- _Goal of the exercise_
Retype all the records with nothing changed.

- _Dataset records_
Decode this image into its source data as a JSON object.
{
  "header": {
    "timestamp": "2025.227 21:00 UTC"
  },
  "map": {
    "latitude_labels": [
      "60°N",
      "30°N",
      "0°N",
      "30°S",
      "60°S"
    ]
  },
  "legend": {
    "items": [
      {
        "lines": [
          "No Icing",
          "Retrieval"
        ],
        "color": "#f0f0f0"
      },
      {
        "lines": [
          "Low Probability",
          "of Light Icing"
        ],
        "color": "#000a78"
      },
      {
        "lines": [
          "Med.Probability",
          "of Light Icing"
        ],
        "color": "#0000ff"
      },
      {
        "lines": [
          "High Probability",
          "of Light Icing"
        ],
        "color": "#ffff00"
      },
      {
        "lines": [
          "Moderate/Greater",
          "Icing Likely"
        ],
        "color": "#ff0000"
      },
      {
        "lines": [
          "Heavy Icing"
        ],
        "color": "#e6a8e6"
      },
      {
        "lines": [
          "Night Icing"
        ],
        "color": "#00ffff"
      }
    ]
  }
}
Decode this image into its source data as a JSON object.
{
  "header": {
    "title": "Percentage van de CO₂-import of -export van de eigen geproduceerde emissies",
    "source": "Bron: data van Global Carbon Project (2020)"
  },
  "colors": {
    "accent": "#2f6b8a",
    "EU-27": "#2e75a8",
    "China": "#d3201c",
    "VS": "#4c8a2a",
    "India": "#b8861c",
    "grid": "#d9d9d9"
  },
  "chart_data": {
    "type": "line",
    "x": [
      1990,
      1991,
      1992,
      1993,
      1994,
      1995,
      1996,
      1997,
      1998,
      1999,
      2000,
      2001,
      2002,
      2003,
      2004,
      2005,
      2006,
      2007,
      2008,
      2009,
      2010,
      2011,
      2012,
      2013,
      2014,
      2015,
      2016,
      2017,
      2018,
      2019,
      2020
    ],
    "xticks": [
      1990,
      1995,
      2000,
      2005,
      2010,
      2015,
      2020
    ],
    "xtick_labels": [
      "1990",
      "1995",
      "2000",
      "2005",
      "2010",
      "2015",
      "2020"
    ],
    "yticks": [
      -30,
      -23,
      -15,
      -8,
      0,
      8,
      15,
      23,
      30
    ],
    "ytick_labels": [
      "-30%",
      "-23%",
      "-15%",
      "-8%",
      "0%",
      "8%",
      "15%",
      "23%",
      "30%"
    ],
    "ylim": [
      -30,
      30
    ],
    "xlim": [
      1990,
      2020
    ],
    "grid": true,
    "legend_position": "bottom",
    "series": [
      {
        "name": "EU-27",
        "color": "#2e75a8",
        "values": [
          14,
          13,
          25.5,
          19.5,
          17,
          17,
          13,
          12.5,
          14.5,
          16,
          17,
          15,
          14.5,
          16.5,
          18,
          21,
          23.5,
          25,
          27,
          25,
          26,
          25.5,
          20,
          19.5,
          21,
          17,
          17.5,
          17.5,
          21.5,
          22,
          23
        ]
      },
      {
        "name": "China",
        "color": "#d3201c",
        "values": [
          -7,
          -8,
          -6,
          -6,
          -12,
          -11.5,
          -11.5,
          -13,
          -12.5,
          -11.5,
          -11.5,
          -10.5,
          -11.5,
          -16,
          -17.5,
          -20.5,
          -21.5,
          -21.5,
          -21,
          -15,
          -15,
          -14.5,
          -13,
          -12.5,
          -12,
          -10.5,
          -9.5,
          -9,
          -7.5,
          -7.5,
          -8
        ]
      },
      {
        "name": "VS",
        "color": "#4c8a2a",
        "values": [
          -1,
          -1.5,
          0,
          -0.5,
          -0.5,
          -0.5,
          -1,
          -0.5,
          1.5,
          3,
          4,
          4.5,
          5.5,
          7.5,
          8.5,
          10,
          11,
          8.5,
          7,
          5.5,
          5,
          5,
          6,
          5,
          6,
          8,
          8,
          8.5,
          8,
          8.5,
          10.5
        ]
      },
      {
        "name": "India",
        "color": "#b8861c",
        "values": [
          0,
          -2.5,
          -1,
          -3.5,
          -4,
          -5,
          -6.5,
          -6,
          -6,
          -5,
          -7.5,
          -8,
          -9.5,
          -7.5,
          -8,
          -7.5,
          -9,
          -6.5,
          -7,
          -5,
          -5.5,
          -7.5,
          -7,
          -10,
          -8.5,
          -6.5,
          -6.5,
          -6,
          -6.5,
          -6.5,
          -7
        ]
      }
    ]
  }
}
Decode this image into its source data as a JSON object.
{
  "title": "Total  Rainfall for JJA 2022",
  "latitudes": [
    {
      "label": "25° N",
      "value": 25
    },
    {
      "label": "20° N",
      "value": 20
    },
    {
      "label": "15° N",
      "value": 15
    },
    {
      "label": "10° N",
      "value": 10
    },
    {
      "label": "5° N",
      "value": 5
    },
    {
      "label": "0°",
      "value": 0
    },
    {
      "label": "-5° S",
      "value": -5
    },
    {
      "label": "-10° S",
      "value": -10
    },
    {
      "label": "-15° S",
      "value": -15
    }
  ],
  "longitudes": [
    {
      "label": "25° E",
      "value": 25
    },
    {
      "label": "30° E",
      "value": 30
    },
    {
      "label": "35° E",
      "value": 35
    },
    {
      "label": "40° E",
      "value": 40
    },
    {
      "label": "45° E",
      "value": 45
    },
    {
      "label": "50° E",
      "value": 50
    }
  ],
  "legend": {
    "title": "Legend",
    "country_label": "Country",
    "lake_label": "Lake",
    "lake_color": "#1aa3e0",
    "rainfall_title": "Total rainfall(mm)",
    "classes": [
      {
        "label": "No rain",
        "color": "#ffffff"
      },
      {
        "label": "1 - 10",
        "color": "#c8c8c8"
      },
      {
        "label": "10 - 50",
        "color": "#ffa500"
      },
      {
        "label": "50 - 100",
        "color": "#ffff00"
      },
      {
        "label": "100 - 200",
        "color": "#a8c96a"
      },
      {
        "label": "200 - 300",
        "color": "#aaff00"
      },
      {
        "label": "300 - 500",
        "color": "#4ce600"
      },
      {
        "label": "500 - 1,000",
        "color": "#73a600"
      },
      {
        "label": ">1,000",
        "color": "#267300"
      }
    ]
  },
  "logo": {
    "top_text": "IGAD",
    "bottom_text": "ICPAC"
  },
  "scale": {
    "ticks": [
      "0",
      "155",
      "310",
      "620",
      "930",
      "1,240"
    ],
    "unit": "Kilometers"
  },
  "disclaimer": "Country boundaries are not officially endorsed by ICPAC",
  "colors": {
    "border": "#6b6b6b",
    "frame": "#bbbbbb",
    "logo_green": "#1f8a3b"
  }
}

- _Exercise answer_
Decode this image into its source data as a JSON object.
{
  "header": {
    "timestamp": "2025.227 21:00 UTC"
  },
  "map": {
    "latitude_labels": [
      "60°N",
      "30°N",
      "0°N",
      "30°S",
      "60°S"
    ]
  },
  "legend": {
    "items": [
      {
        "lines": [
          "No Icing",
          "Retrieval"
        ],
        "color": "#f0f0f0"
      },
      {
        "lines": [
          "Low Probability",
          "of Light Icing"
        ],
        "color": "#000a78"
      },
      {
        "lines": [
          "Med.Probability",
          "of Light Icing"
        ],
        "color": "#0000ff"
      },
      {
        "lines": [
          "High Probability",
          "of Light Icing"
        ],
        "color": "#ffff00"
      },
      {
        "lines": [
          "Moderate/Greater",
          "Icing Likely"
        ],
        "color": "#ff0000"
      },
      {
        "lines": [
          "Heavy Icing"
        ],
        "color": "#e6a8e6"
      },
      {
        "lines": [
          "Night Icing"
        ],
        "color": "#00ffff"
      }
    ]
  }
}
Decode this image into its source data as a JSON object.
{
  "header": {
    "title": "Percentage van de CO₂-import of -export van de eigen geproduceerde emissies",
    "source": "Bron: data van Global Carbon Project (2020)"
  },
  "colors": {
    "accent": "#2f6b8a",
    "EU-27": "#2e75a8",
    "China": "#d3201c",
    "VS": "#4c8a2a",
    "India": "#b8861c",
    "grid": "#d9d9d9"
  },
  "chart_data": {
    "type": "line",
    "x": [
      1990,
      1991,
      1992,
      1993,
      1994,
      1995,
      1996,
      1997,
      1998,
      1999,
      2000,
      2001,
      2002,
      2003,
      2004,
      2005,
      2006,
      2007,
      2008,
      2009,
      2010,
      2011,
      2012,
      2013,
      2014,
      2015,
      2016,
      2017,
      2018,
      2019,
      2020
    ],
    "xticks": [
      1990,
      1995,
      2000,
      2005,
      2010,
      2015,
      2020
    ],
    "xtick_labels": [
      "1990",
      "1995",
      "2000",
      "2005",
      "2010",
      "2015",
      "2020"
    ],
    "yticks": [
      -30,
      -23,
      -15,
      -8,
      0,
      8,
      15,
      23,
      30
    ],
    "ytick_labels": [
      "-30%",
      "-23%",
      "-15%",
      "-8%",
      "0%",
      "8%",
      "15%",
      "23%",
      "30%"
    ],
    "ylim": [
      -30,
      30
    ],
    "xlim": [
      1990,
      2020
    ],
    "grid": true,
    "legend_position": "bottom",
    "series": [
      {
        "name": "EU-27",
        "color": "#2e75a8",
        "values": [
          14,
          13,
          25.5,
          19.5,
          17,
          17,
          13,
          12.5,
          14.5,
          16,
          17,
          15,
          14.5,
          16.5,
          18,
          21,
          23.5,
          25,
          27,
          25,
          26,
          25.5,
          20,
          19.5,
          21,
          17,
          17.5,
          17.5,
          21.5,
          22,
          23
        ]
      },
      {
        "name": "China",
        "color": "#d3201c",
        "values": [
          -7,
          -8,
          -6,
          -6,
          -12,
          -11.5,
          -11.5,
          -13,
          -12.5,
          -11.5,
          -11.5,
          -10.5,
          -11.5,
          -16,
          -17.5,
          -20.5,
          -21.5,
          -21.5,
          -21,
          -15,
          -15,
          -14.5,
          -13,
          -12.5,
          -12,
          -10.5,
          -9.5,
          -9,
          -7.5,
          -7.5,
          -8
        ]
      },
      {
        "name": "VS",
        "color": "#4c8a2a",
        "values": [
          -1,
          -1.5,
          0,
          -0.5,
          -0.5,
          -0.5,
          -1,
          -0.5,
          1.5,
          3,
          4,
          4.5,
          5.5,
          7.5,
          8.5,
          10,
          11,
          8.5,
          7,
          5.5,
          5,
          5,
          6,
          5,
          6,
          8,
          8,
          8.5,
          8,
          8.5,
          10.5
        ]
      },
      {
        "name": "India",
        "color": "#b8861c",
        "values": [
          0,
          -2.5,
          -1,
          -3.5,
          -4,
          -5,
          -6.5,
          -6,
          -6,
          -5,
          -7.5,
          -8,
          -9.5,
          -7.5,
          -8,
          -7.5,
          -9,
          -6.5,
          -7,
          -5,
          -5.5,
          -7.5,
          -7,
          -10,
          -8.5,
          -6.5,
          -6.5,
          -6,
          -6.5,
          -6.5,
          -7
        ]
      }
    ]
  }
}
Decode this image into its source data as a JSON object.
{
  "title": "Total  Rainfall for JJA 2022",
  "latitudes": [
    {
      "label": "25° N",
      "value": 25
    },
    {
      "label": "20° N",
      "value": 20
    },
    {
      "label": "15° N",
      "value": 15
    },
    {
      "label": "10° N",
      "value": 10
    },
    {
      "label": "5° N",
      "value": 5
    },
    {
      "label": "0°",
      "value": 0
    },
    {
      "label": "-5° S",
      "value": -5
    },
    {
      "label": "-10° S",
      "value": -10
    },
    {
      "label": "-15° S",
      "value": -15
    }
  ],
  "longitudes": [
    {
      "label": "25° E",
      "value": 25
    },
    {
      "label": "30° E",
      "value": 30
    },
    {
      "label": "35° E",
      "value": 35
    },
    {
      "label": "40° E",
      "value": 40
    },
    {
      "label": "45° E",
      "value": 45
    },
    {
      "label": "50° E",
      "value": 50
    }
  ],
  "legend": {
    "title": "Legend",
    "country_label": "Country",
    "lake_label": "Lake",
    "lake_color": "#1aa3e0",
    "rainfall_title": "Total rainfall(mm)",
    "classes": [
      {
        "label": "No rain",
        "color": "#ffffff"
      },
      {
        "label": "1 - 10",
        "color": "#c8c8c8"
      },
      {
        "label": "10 - 50",
        "color": "#ffa500"
      },
      {
        "label": "50 - 100",
        "color": "#ffff00"
      },
      {
        "label": "100 - 200",
        "color": "#a8c96a"
      },
      {
        "label": "200 - 300",
        "color": "#aaff00"
      },
      {
        "label": "300 - 500",
        "color": "#4ce600"
      },
      {
        "label": "500 - 1,000",
        "color": "#73a600"
      },
      {
        "label": ">1,000",
        "color": "#267300"
      }
    ]
  },
  "logo": {
    "top_text": "IGAD",
    "bottom_text": "ICPAC"
  },
  "scale": {
    "ticks": [
      "0",
      "155",
      "310",
      "620",
      "930",
      "1,240"
    ],
    "unit": "Kilometers"
  },
  "disclaimer": "Country boundaries are not officially endorsed by ICPAC",
  "colors": {
    "border": "#6b6b6b",
    "frame": "#bbbbbb",
    "logo_green": "#1f8a3b"
  }
}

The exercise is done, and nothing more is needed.